Show all lines that include the string "円なので"; copy each one.

— BEGIN —

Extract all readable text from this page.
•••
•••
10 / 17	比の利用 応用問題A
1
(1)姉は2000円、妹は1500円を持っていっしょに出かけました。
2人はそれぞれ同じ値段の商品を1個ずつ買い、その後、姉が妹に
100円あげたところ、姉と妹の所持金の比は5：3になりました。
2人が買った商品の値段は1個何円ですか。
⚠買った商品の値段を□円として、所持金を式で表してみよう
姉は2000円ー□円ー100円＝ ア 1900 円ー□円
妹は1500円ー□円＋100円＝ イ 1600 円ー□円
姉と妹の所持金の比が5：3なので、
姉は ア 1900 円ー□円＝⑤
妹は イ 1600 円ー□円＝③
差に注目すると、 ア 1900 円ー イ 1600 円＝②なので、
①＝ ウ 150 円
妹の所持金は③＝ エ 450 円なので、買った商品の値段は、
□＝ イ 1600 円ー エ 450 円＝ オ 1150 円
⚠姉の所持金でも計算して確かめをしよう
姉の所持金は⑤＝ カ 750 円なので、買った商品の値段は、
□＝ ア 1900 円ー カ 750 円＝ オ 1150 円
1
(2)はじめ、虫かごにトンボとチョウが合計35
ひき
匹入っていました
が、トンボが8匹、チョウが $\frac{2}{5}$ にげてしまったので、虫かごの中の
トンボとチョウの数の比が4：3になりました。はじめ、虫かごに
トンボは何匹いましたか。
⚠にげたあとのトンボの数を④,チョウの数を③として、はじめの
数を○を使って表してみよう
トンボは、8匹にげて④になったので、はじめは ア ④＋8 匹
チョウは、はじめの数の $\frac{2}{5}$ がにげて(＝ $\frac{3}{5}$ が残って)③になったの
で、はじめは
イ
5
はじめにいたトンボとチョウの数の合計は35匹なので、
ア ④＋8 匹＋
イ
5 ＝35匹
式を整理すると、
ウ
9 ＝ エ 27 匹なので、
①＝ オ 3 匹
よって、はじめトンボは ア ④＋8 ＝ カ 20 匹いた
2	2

— END —

> _EXERCISE ANSWER_
妹の所持金は③＝ エ 450 円なので、買った商品の値段は、
姉の所持金は⑤＝ カ 750 円なので、買った商品の値段は、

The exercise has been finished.